## CONSIGNE ÉCRITE A
Réécris la liste en partant de son début et en allant jusqu'à la ligne qui contient « Give me the » incluse, en remplaçant « scene » par « plateau » sans rien changer d'autre. Laisse les images de côté.

## EXTRAIT PROPOSÉ
###
Aussi l’intelligence humaine et l’intelligence terrestre ne tardèrent pas à se comprendre. Les hommes commençaient à peine à se répandre dans les diverses contrées, qu’un chef de famille, un fils de Cham, Mesraïm, vint planter ses tentes dans la vallée bienheureuse. D’autres s’étaient aussi approprié des champs fertiles, Nemrod la Mésopotamie, Assur les campagnes bitumineuses du Jourdain[4], des fondateurs inconnus les rives de l’Indus et du Gange, celles du Si-Kiang et du Houang-Ho. Partout des sociétés s’étaient organisées sur les bords des grands fleuves ; mais les unes étaient resserrées dans des limites trop étroites ; les autres voyaient leurs villes renversées par des éruptions volcaniques, celles-ci avaient peine à se défendre contre les rigueurs du climat, celles-là contre les attaques des animaux féroces. Bref, aucune d’elles n’avait rencontré tous les élémens de progrès que présentaient réunis les rives du Nil, région si favorable au développement social, qu’Abraham y trouva déjà un empire florissant, au temps où le reste du globe ne comptait encore qu’un petit nombre de faibles cités[5].
###
Données enregistrées:
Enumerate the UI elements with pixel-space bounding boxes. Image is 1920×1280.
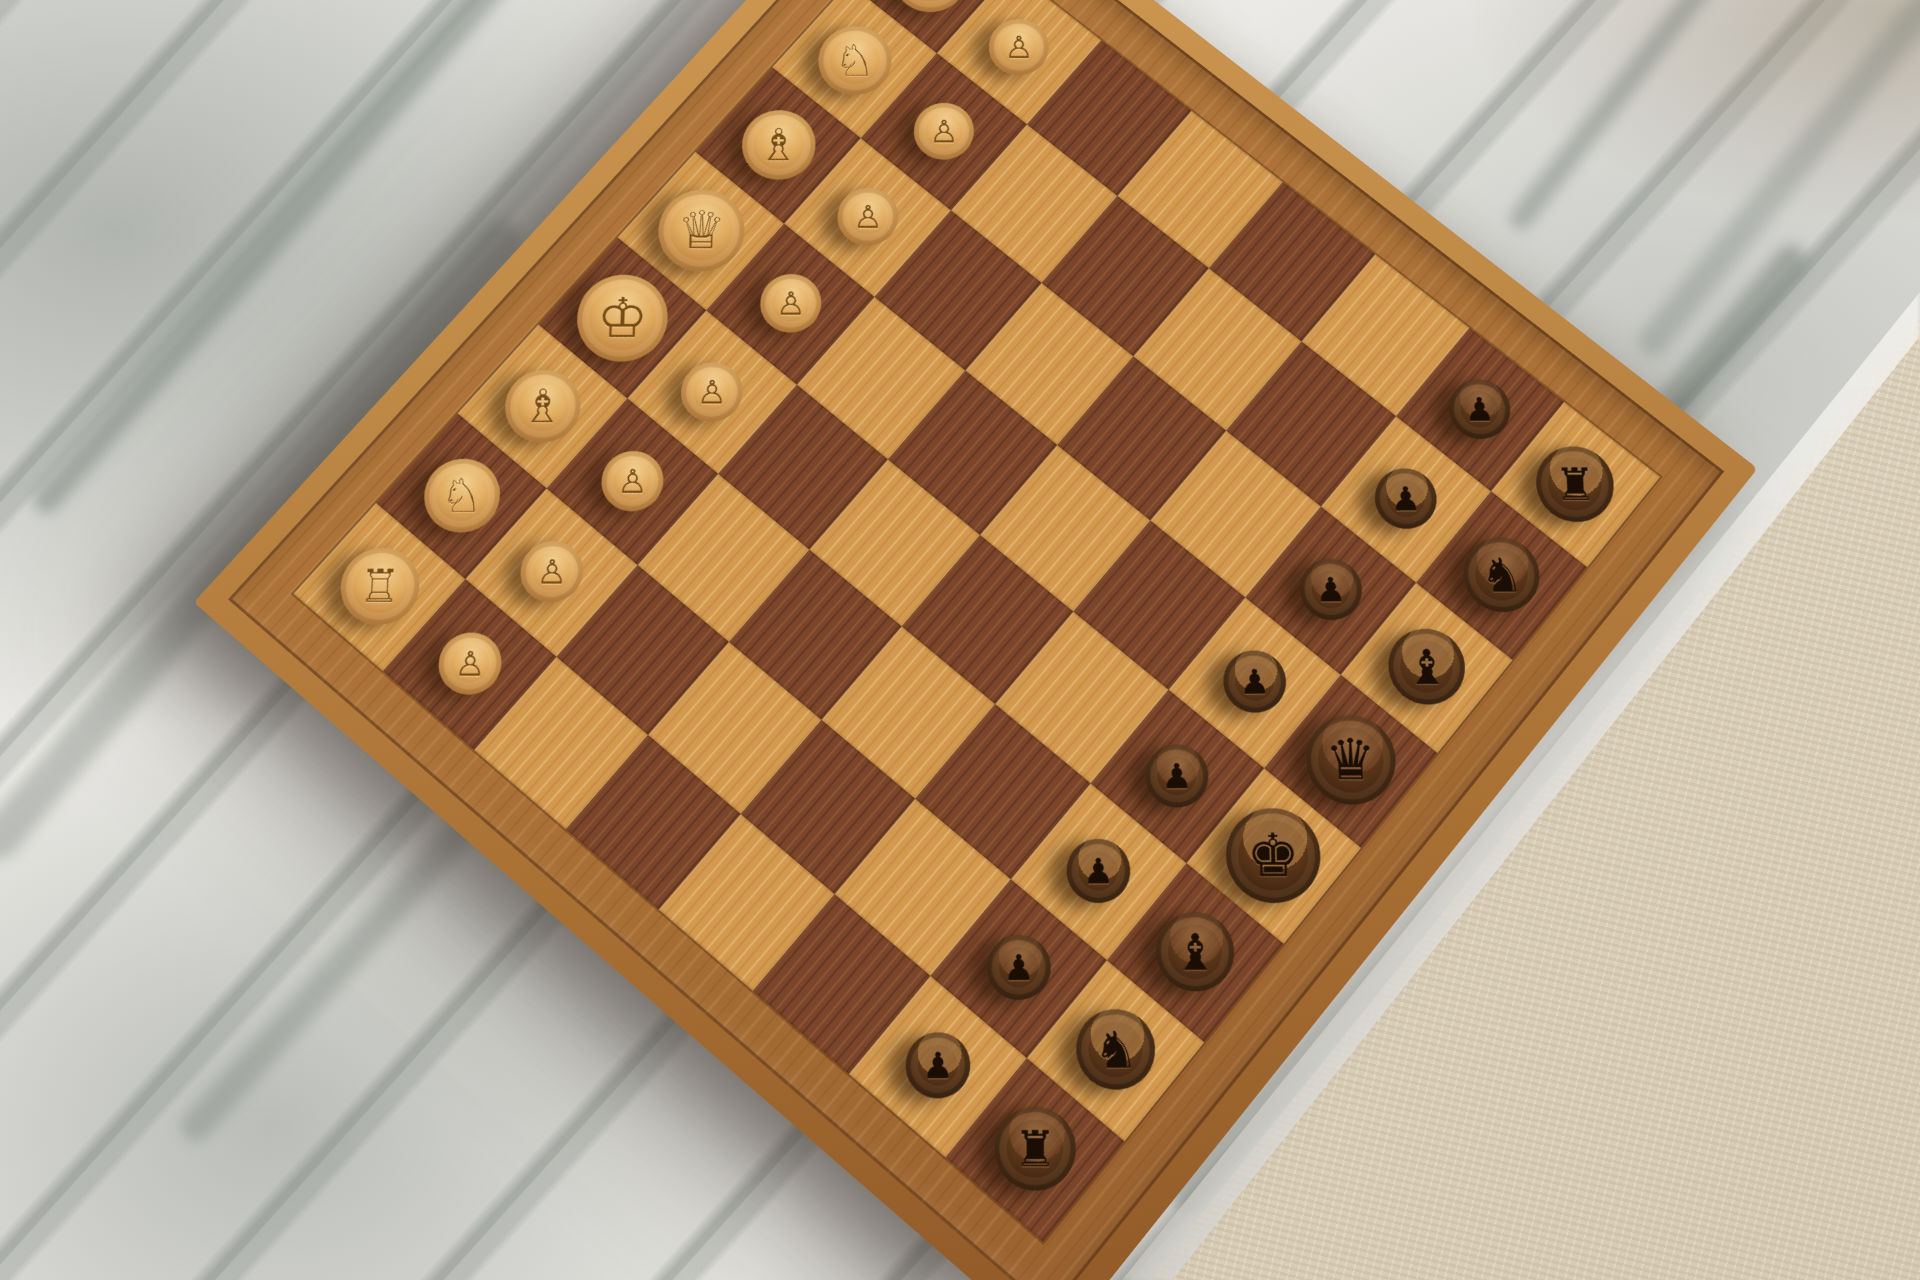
piece-glyph: ♙	[1004, 31, 1033, 62]
piece-glyph: ♚	[1246, 826, 1301, 886]
piece-glyph: ♛	[1324, 732, 1377, 789]
piece-glyph: ♞	[1479, 551, 1524, 598]
piece-glyph: ♟	[1083, 853, 1115, 888]
piece-glyph: ♝	[1173, 927, 1218, 977]
piece-glyph: ♗	[521, 383, 565, 429]
piece-glyph: ♔	[596, 290, 649, 345]
piece-glyph: ♙	[617, 464, 648, 497]
piece-glyph: ♟	[922, 1048, 954, 1084]
piece-glyph: ♙	[454, 647, 486, 681]
piece-glyph: ♖	[358, 564, 402, 609]
piece-glyph: ♜	[1013, 1124, 1057, 1174]
piece-glyph: ♟	[1239, 665, 1271, 699]
piece-glyph: ♘	[439, 472, 484, 519]
piece-glyph: ♗	[757, 123, 799, 167]
piece-glyph: ♙	[853, 201, 883, 233]
piece-glyph: ♞	[1093, 1024, 1138, 1075]
piece-glyph: ♙	[775, 287, 805, 319]
piece-glyph: ♙	[929, 116, 959, 147]
piece-glyph: ♘	[834, 39, 876, 82]
piece-glyph: ♟	[1161, 758, 1193, 793]
piece-glyph: ♟	[1315, 573, 1347, 607]
piece-glyph: ♜	[1554, 462, 1597, 507]
piece-glyph: ♙	[536, 555, 568, 588]
piece-glyph: ♟	[1390, 482, 1422, 515]
piece-glyph: ♕	[676, 205, 726, 257]
piece-glyph: ♙	[697, 375, 728, 407]
piece-glyph: ♟	[1003, 950, 1035, 986]
scene: ♖♙♟♜♘♙♟♞♗♙♟♝♕♙♟♛♔♙♟♚♗♙♟♝♘♙♟♞♖♙♟♜	[0, 0, 1920, 1280]
piece-glyph: ♝	[1404, 643, 1449, 691]
piece-glyph: ♟	[1464, 393, 1496, 426]
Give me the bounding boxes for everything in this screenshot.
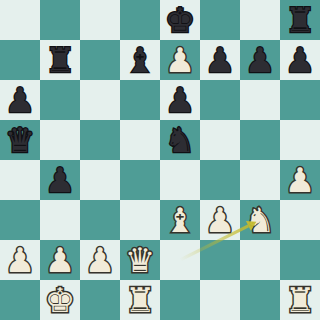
square-h8[interactable]: ♜♜ <box>280 0 320 40</box>
white-knight-glyph: ♞ <box>240 200 280 240</box>
black-knight[interactable]: ♞♞ <box>160 120 200 160</box>
square-e4[interactable] <box>160 160 200 200</box>
black-pawn-glyph: ♟ <box>240 40 280 80</box>
white-rook[interactable]: ♜♜ <box>280 280 320 320</box>
black-pawn[interactable]: ♟♟ <box>240 40 280 80</box>
square-e1[interactable] <box>160 280 200 320</box>
white-pawn[interactable]: ♟♟ <box>40 240 80 280</box>
square-e5[interactable]: ♞♞ <box>160 120 200 160</box>
square-h5[interactable] <box>280 120 320 160</box>
white-pawn-glyph: ♟ <box>200 200 240 240</box>
black-rook-glyph: ♜ <box>40 40 80 80</box>
square-c6[interactable] <box>80 80 120 120</box>
square-f3[interactable]: ♟♟ <box>200 200 240 240</box>
square-h1[interactable]: ♜♜ <box>280 280 320 320</box>
white-king[interactable]: ♚♚ <box>40 280 80 320</box>
black-queen[interactable]: ♛♛ <box>0 120 40 160</box>
square-h7[interactable]: ♟♟ <box>280 40 320 80</box>
black-pawn-glyph: ♟ <box>160 80 200 120</box>
white-pawn-glyph: ♟ <box>280 160 320 200</box>
chess-board: ♚♚♜♜♜♜♝♝♟♟♟♟♟♟♟♟♟♟♟♟♛♛♞♞♟♟♟♟♝♝♟♟♞♞♟♟♟♟♟♟… <box>0 0 320 320</box>
white-pawn[interactable]: ♟♟ <box>80 240 120 280</box>
white-pawn-glyph: ♟ <box>40 240 80 280</box>
black-pawn[interactable]: ♟♟ <box>280 40 320 80</box>
square-b6[interactable] <box>40 80 80 120</box>
square-d4[interactable] <box>120 160 160 200</box>
square-h6[interactable] <box>280 80 320 120</box>
square-f2[interactable] <box>200 240 240 280</box>
square-a1[interactable] <box>0 280 40 320</box>
white-pawn-glyph: ♟ <box>80 240 120 280</box>
square-a3[interactable] <box>0 200 40 240</box>
square-f5[interactable] <box>200 120 240 160</box>
square-g5[interactable] <box>240 120 280 160</box>
square-f7[interactable]: ♟♟ <box>200 40 240 80</box>
black-king-glyph: ♚ <box>160 0 200 40</box>
square-h2[interactable] <box>280 240 320 280</box>
white-pawn[interactable]: ♟♟ <box>0 240 40 280</box>
black-knight-glyph: ♞ <box>160 120 200 160</box>
square-c2[interactable]: ♟♟ <box>80 240 120 280</box>
square-b7[interactable]: ♜♜ <box>40 40 80 80</box>
square-a5[interactable]: ♛♛ <box>0 120 40 160</box>
black-pawn[interactable]: ♟♟ <box>200 40 240 80</box>
white-knight[interactable]: ♞♞ <box>240 200 280 240</box>
square-a8[interactable] <box>0 0 40 40</box>
black-pawn[interactable]: ♟♟ <box>160 80 200 120</box>
white-bishop[interactable]: ♝♝ <box>160 200 200 240</box>
white-queen[interactable]: ♛♛ <box>120 240 160 280</box>
white-queen-glyph: ♛ <box>120 240 160 280</box>
black-rook[interactable]: ♜♜ <box>280 0 320 40</box>
white-pawn[interactable]: ♟♟ <box>280 160 320 200</box>
square-g6[interactable] <box>240 80 280 120</box>
square-c4[interactable] <box>80 160 120 200</box>
square-c8[interactable] <box>80 0 120 40</box>
white-pawn-glyph: ♟ <box>160 40 200 80</box>
square-b5[interactable] <box>40 120 80 160</box>
square-e7[interactable]: ♟♟ <box>160 40 200 80</box>
white-pawn[interactable]: ♟♟ <box>200 200 240 240</box>
white-rook-glyph: ♜ <box>280 280 320 320</box>
square-f6[interactable] <box>200 80 240 120</box>
board-grid: ♚♚♜♜♜♜♝♝♟♟♟♟♟♟♟♟♟♟♟♟♛♛♞♞♟♟♟♟♝♝♟♟♞♞♟♟♟♟♟♟… <box>0 0 320 320</box>
square-f4[interactable] <box>200 160 240 200</box>
black-king[interactable]: ♚♚ <box>160 0 200 40</box>
square-c1[interactable] <box>80 280 120 320</box>
square-e2[interactable] <box>160 240 200 280</box>
black-rook[interactable]: ♜♜ <box>40 40 80 80</box>
square-d6[interactable] <box>120 80 160 120</box>
square-e8[interactable]: ♚♚ <box>160 0 200 40</box>
black-pawn-glyph: ♟ <box>200 40 240 80</box>
black-pawn-glyph: ♟ <box>40 160 80 200</box>
square-b2[interactable]: ♟♟ <box>40 240 80 280</box>
white-rook[interactable]: ♜♜ <box>120 280 160 320</box>
square-d3[interactable] <box>120 200 160 240</box>
black-pawn[interactable]: ♟♟ <box>0 80 40 120</box>
square-a7[interactable] <box>0 40 40 80</box>
square-d2[interactable]: ♛♛ <box>120 240 160 280</box>
square-e3[interactable]: ♝♝ <box>160 200 200 240</box>
white-rook-glyph: ♜ <box>120 280 160 320</box>
square-d5[interactable] <box>120 120 160 160</box>
square-a6[interactable]: ♟♟ <box>0 80 40 120</box>
square-g1[interactable] <box>240 280 280 320</box>
black-pawn-glyph: ♟ <box>0 80 40 120</box>
black-bishop-glyph: ♝ <box>120 40 160 80</box>
square-g2[interactable] <box>240 240 280 280</box>
square-h3[interactable] <box>280 200 320 240</box>
square-g7[interactable]: ♟♟ <box>240 40 280 80</box>
black-rook-glyph: ♜ <box>280 0 320 40</box>
white-pawn[interactable]: ♟♟ <box>160 40 200 80</box>
square-f1[interactable] <box>200 280 240 320</box>
square-c7[interactable] <box>80 40 120 80</box>
square-b3[interactable] <box>40 200 80 240</box>
square-d1[interactable]: ♜♜ <box>120 280 160 320</box>
white-pawn-glyph: ♟ <box>0 240 40 280</box>
square-b1[interactable]: ♚♚ <box>40 280 80 320</box>
square-d8[interactable] <box>120 0 160 40</box>
white-bishop-glyph: ♝ <box>160 200 200 240</box>
black-pawn-glyph: ♟ <box>280 40 320 80</box>
white-king-glyph: ♚ <box>40 280 80 320</box>
square-a4[interactable] <box>0 160 40 200</box>
square-b4[interactable]: ♟♟ <box>40 160 80 200</box>
square-g3[interactable]: ♞♞ <box>240 200 280 240</box>
square-g8[interactable] <box>240 0 280 40</box>
square-c3[interactable] <box>80 200 120 240</box>
black-bishop[interactable]: ♝♝ <box>120 40 160 80</box>
black-queen-glyph: ♛ <box>0 120 40 160</box>
square-f8[interactable] <box>200 0 240 40</box>
square-c5[interactable] <box>80 120 120 160</box>
black-pawn[interactable]: ♟♟ <box>40 160 80 200</box>
square-e6[interactable]: ♟♟ <box>160 80 200 120</box>
square-h4[interactable]: ♟♟ <box>280 160 320 200</box>
square-g4[interactable] <box>240 160 280 200</box>
square-d7[interactable]: ♝♝ <box>120 40 160 80</box>
square-a2[interactable]: ♟♟ <box>0 240 40 280</box>
square-b8[interactable] <box>40 0 80 40</box>
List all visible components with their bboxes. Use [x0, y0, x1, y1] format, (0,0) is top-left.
###
## CONSIGNE ÉCRITE B
Résume en deux phrases l'extrait sur les rives du Nil.

## RÉPONSE ATTENDUE A
Enumerate the UI elements with pixel-space bounding boxes. Image is 1920×1280.
piece-glyph: ♙	[1004, 31, 1033, 62]
piece-glyph: ♚	[1246, 826, 1301, 886]
piece-glyph: ♛	[1324, 732, 1377, 789]
piece-glyph: ♞	[1479, 551, 1524, 598]
piece-glyph: ♟	[1083, 853, 1115, 888]
piece-glyph: ♝	[1173, 927, 1218, 977]
piece-glyph: ♗	[521, 383, 565, 429]
piece-glyph: ♔	[596, 290, 649, 345]
piece-glyph: ♙	[617, 464, 648, 497]
piece-glyph: ♟	[922, 1048, 954, 1084]
piece-glyph: ♙	[454, 647, 486, 681]
piece-glyph: ♖	[358, 564, 402, 609]
piece-glyph: ♜	[1013, 1124, 1057, 1174]
piece-glyph: ♟	[1239, 665, 1271, 699]
piece-glyph: ♘	[439, 472, 484, 519]
piece-glyph: ♗	[757, 123, 799, 167]
piece-glyph: ♙	[853, 201, 883, 233]
piece-glyph: ♞	[1093, 1024, 1138, 1075]
piece-glyph: ♙	[775, 287, 805, 319]
piece-glyph: ♙	[929, 116, 959, 147]
piece-glyph: ♘	[834, 39, 876, 82]
piece-glyph: ♟	[1161, 758, 1193, 793]
piece-glyph: ♟	[1315, 573, 1347, 607]
piece-glyph: ♜	[1554, 462, 1597, 507]
piece-glyph: ♙	[536, 555, 568, 588]
piece-glyph: ♟	[1390, 482, 1422, 515]
piece-glyph: ♕	[676, 205, 726, 257]
piece-glyph: ♙	[697, 375, 728, 407]
piece-glyph: ♟	[1003, 950, 1035, 986]
plateau: ♖♙♟♜♘♙♟♞♗♙♟♝♕♙♟♛♔♙♟♚♗♙♟♝♘♙♟♞♖♙♟♜	[0, 0, 1920, 1280]
piece-glyph: ♝	[1404, 643, 1449, 691]
piece-glyph: ♟	[1464, 393, 1496, 426]
Give me the bounding boxes for everything in this screenshot.

## RÉPONSE ATTENDUE B
Quand les hommes commencèrent à se répandre sur la terre, Mesraïm, fils de Cham, s'installa dans la vallée du Nil, tandis que d'autres, comme Nemrod et Assur, prenaient aussi des terres fertiles au bord des grands fleuves. Ces sociétés souffraient d'un espace trop étroit, des volcans, du climat ou des bêtes féroces, alors que les rives du Nil réunissaient tout ce qui favorise le progrès, si bien qu'Abraham y trouva déjà un empire florissant.